INSTRUCTIONS FOR THE TASK -> Below are the records. Reproduce exactly the lines from the one containing "Transcribe this image's" through the final line, and omit any pictures.

PROVIDED MATERIAL ->
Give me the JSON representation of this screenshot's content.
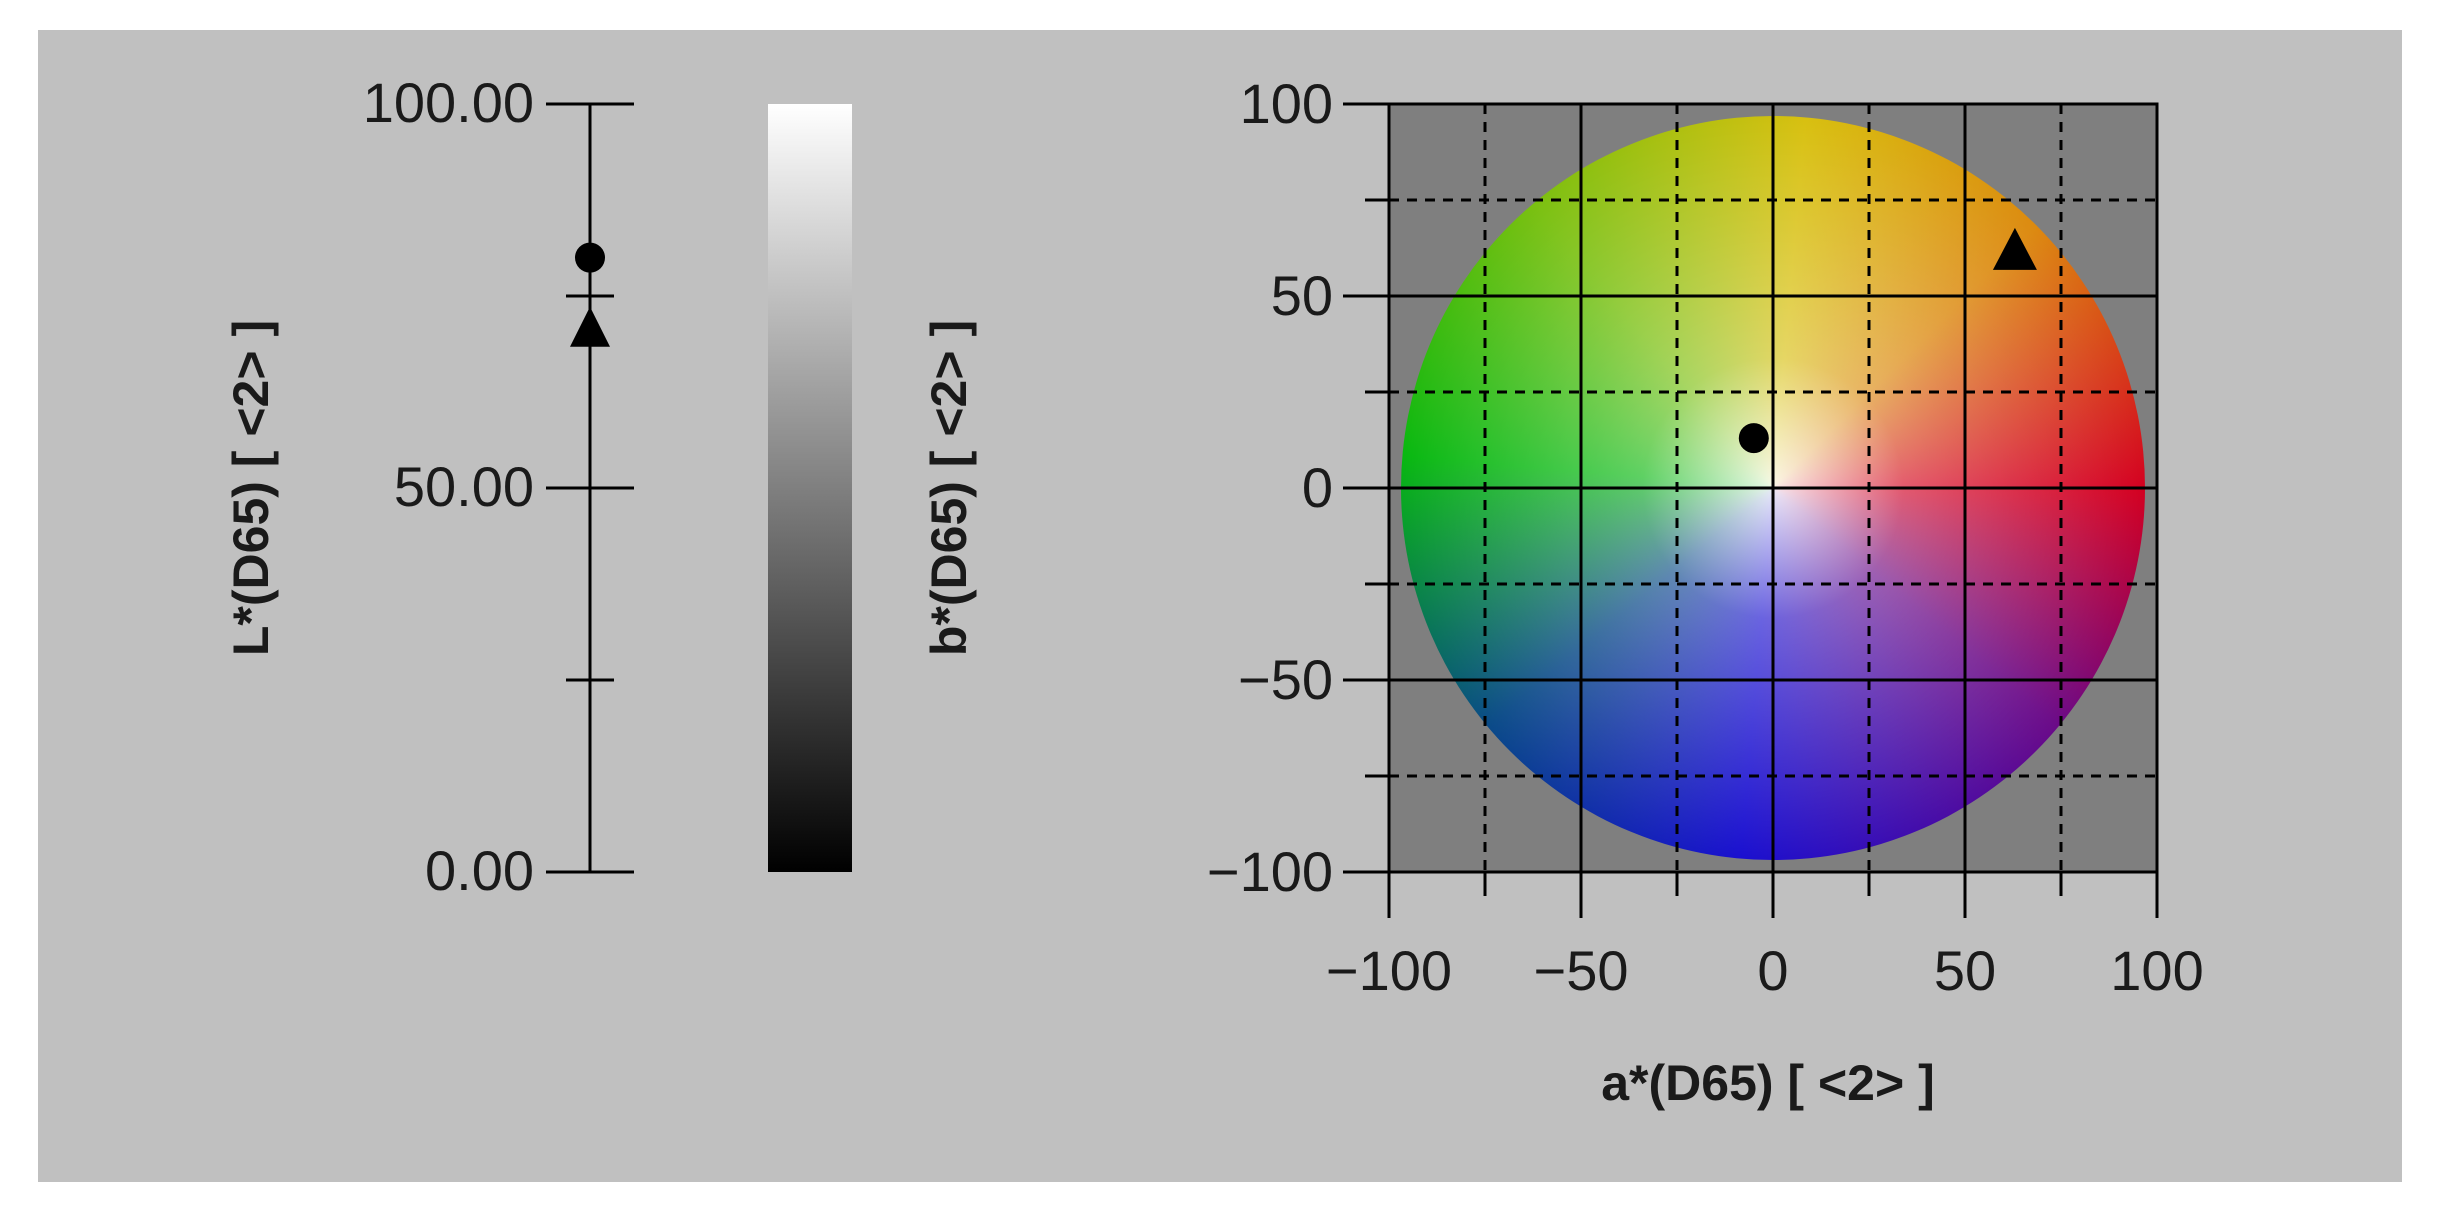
{
  "chart_data": [
    {
      "type": "scatter",
      "subtype": "lightness-scale",
      "ylabel": "L*(D65) [ <2> ]",
      "ylim": [
        0,
        100
      ],
      "yticks": [
        0,
        50,
        100
      ],
      "ytick_labels": [
        "0.00",
        "50.00",
        "100.00"
      ],
      "minor_ticks": [
        25,
        75
      ],
      "colorbar_range": [
        0,
        100
      ],
      "points": [
        {
          "marker": "circle",
          "L": 80
        },
        {
          "marker": "triangle",
          "L": 71
        }
      ]
    },
    {
      "type": "scatter",
      "subtype": "a*b* chromaticity plane",
      "xlabel": "a*(D65) [ <2> ]",
      "ylabel": "b*(D65) [ <2> ]",
      "xlim": [
        -100,
        100
      ],
      "ylim": [
        -100,
        100
      ],
      "xticks": [
        -100,
        -50,
        0,
        50,
        100
      ],
      "yticks": [
        -100,
        -50,
        0,
        50,
        100
      ],
      "xtick_labels": [
        "−100",
        "−50",
        "0",
        "50",
        "100"
      ],
      "ytick_labels": [
        "100",
        "50",
        "0",
        "−50",
        "−100"
      ],
      "grid": true,
      "grid_minor_dashed": [
        -75,
        -25,
        25,
        75
      ],
      "points": [
        {
          "marker": "circle",
          "a": -5,
          "b": 13
        },
        {
          "marker": "triangle",
          "a": 63,
          "b": 62
        }
      ]
    }
  ]
}
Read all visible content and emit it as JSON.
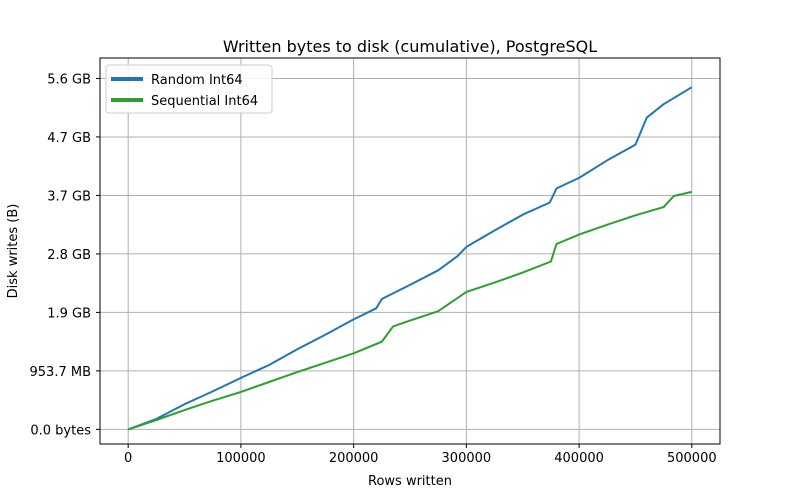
{
  "chart_data": {
    "type": "line",
    "title": "Written bytes to disk (cumulative), PostgreSQL",
    "xlabel": "Rows written",
    "ylabel": "Disk writes (B)",
    "xlim": [
      -25000,
      525000
    ],
    "ylim_bytes": [
      -250000000,
      6350000000
    ],
    "x_ticks": [
      {
        "value": 0,
        "label": "0"
      },
      {
        "value": 100000,
        "label": "100000"
      },
      {
        "value": 200000,
        "label": "200000"
      },
      {
        "value": 300000,
        "label": "300000"
      },
      {
        "value": 400000,
        "label": "400000"
      },
      {
        "value": 500000,
        "label": "500000"
      }
    ],
    "y_ticks": [
      {
        "value": 0,
        "label": "0.0 bytes"
      },
      {
        "value": 1000000000,
        "label": "953.7 MB"
      },
      {
        "value": 2000000000,
        "label": "1.9 GB"
      },
      {
        "value": 3000000000,
        "label": "2.8 GB"
      },
      {
        "value": 4000000000,
        "label": "3.7 GB"
      },
      {
        "value": 5000000000,
        "label": "4.7 GB"
      },
      {
        "value": 6000000000,
        "label": "5.6 GB"
      }
    ],
    "grid": true,
    "legend_position": "top-left",
    "series": [
      {
        "name": "Random Int64",
        "color": "#1f77b4",
        "x": [
          0,
          25000,
          50000,
          75000,
          100000,
          125000,
          150000,
          175000,
          200000,
          220000,
          225000,
          250000,
          275000,
          292000,
          300000,
          325000,
          350000,
          374000,
          380000,
          400000,
          425000,
          450000,
          460000,
          475000,
          500000
        ],
        "y": [
          0,
          180000000,
          430000000,
          650000000,
          880000000,
          1100000000,
          1370000000,
          1620000000,
          1880000000,
          2070000000,
          2230000000,
          2470000000,
          2720000000,
          2960000000,
          3120000000,
          3400000000,
          3670000000,
          3880000000,
          4120000000,
          4300000000,
          4600000000,
          4870000000,
          5330000000,
          5560000000,
          5850000000
        ]
      },
      {
        "name": "Sequential Int64",
        "color": "#2ca02c",
        "x": [
          0,
          25000,
          50000,
          75000,
          100000,
          125000,
          150000,
          175000,
          200000,
          225000,
          235000,
          250000,
          275000,
          300000,
          325000,
          350000,
          375000,
          380000,
          400000,
          425000,
          450000,
          475000,
          484000,
          500000
        ],
        "y": [
          0,
          160000000,
          330000000,
          490000000,
          640000000,
          810000000,
          980000000,
          1140000000,
          1300000000,
          1500000000,
          1760000000,
          1860000000,
          2020000000,
          2350000000,
          2510000000,
          2680000000,
          2870000000,
          3170000000,
          3330000000,
          3500000000,
          3660000000,
          3800000000,
          3990000000,
          4060000000
        ]
      }
    ]
  }
}
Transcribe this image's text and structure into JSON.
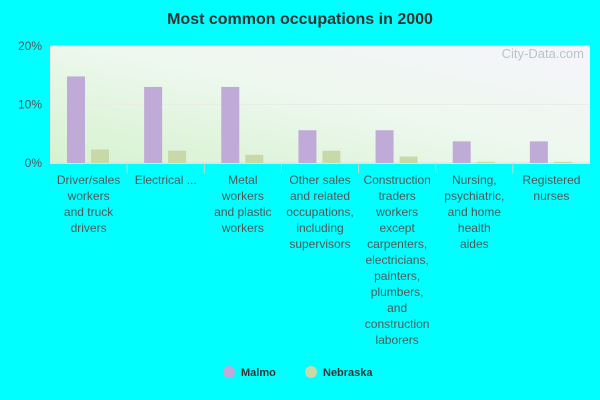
{
  "chart_data": {
    "type": "bar",
    "title": "Most common occupations in 2000",
    "watermark": "City-Data.com",
    "categories": [
      [
        "Driver/sales",
        "workers",
        "and truck",
        "drivers"
      ],
      [
        "Electrical ..."
      ],
      [
        "Metal",
        "workers",
        "and plastic",
        "workers"
      ],
      [
        "Other sales",
        "and related",
        "occupations,",
        "including",
        "supervisors"
      ],
      [
        "Construction",
        "traders",
        "workers",
        "except",
        "carpenters,",
        "electricians,",
        "painters,",
        "plumbers,",
        "and",
        "construction",
        "laborers"
      ],
      [
        "Nursing,",
        "psychiatric,",
        "and home",
        "health",
        "aides"
      ],
      [
        "Registered",
        "nurses"
      ]
    ],
    "series": [
      {
        "name": "Malmo",
        "color": "#c0aad8",
        "values": [
          14.8,
          13.0,
          13.0,
          5.6,
          5.6,
          3.7,
          3.7
        ]
      },
      {
        "name": "Nebraska",
        "color": "#c8d8a8",
        "values": [
          2.3,
          2.1,
          1.4,
          2.1,
          1.1,
          0.2,
          0.2
        ]
      }
    ],
    "ylim": [
      0,
      20
    ],
    "yticks": [
      "0%",
      "10%",
      "20%"
    ],
    "ytick_values": [
      0,
      10,
      20
    ],
    "legend_position": "bottom",
    "grid": true
  }
}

EXPECTED OUTPUT ->
Transcribe this image's text and structure into JSON.
{
  "chart_data": {
    "type": "bar",
    "title": "Most common occupations in 2000",
    "watermark": "City-Data.com",
    "categories": [
      [
        "Driver/sales",
        "workers",
        "and truck",
        "drivers"
      ],
      [
        "Electrical ..."
      ],
      [
        "Metal",
        "workers",
        "and plastic",
        "workers"
      ],
      [
        "Other sales",
        "and related",
        "occupations,",
        "including",
        "supervisors"
      ],
      [
        "Construction",
        "traders",
        "workers",
        "except",
        "carpenters,",
        "electricians,",
        "painters,",
        "plumbers,",
        "and",
        "construction",
        "laborers"
      ],
      [
        "Nursing,",
        "psychiatric,",
        "and home",
        "health",
        "aides"
      ],
      [
        "Registered",
        "nurses"
      ]
    ],
    "series": [
      {
        "name": "Malmo",
        "color": "#c0aad8",
        "values": [
          14.8,
          13.0,
          13.0,
          5.6,
          5.6,
          3.7,
          3.7
        ]
      },
      {
        "name": "Nebraska",
        "color": "#c8d8a8",
        "values": [
          2.3,
          2.1,
          1.4,
          2.1,
          1.1,
          0.2,
          0.2
        ]
      }
    ],
    "ylim": [
      0,
      20
    ],
    "yticks": [
      "0%",
      "10%",
      "20%"
    ],
    "ytick_values": [
      0,
      10,
      20
    ],
    "legend_position": "bottom",
    "grid": true
  }
}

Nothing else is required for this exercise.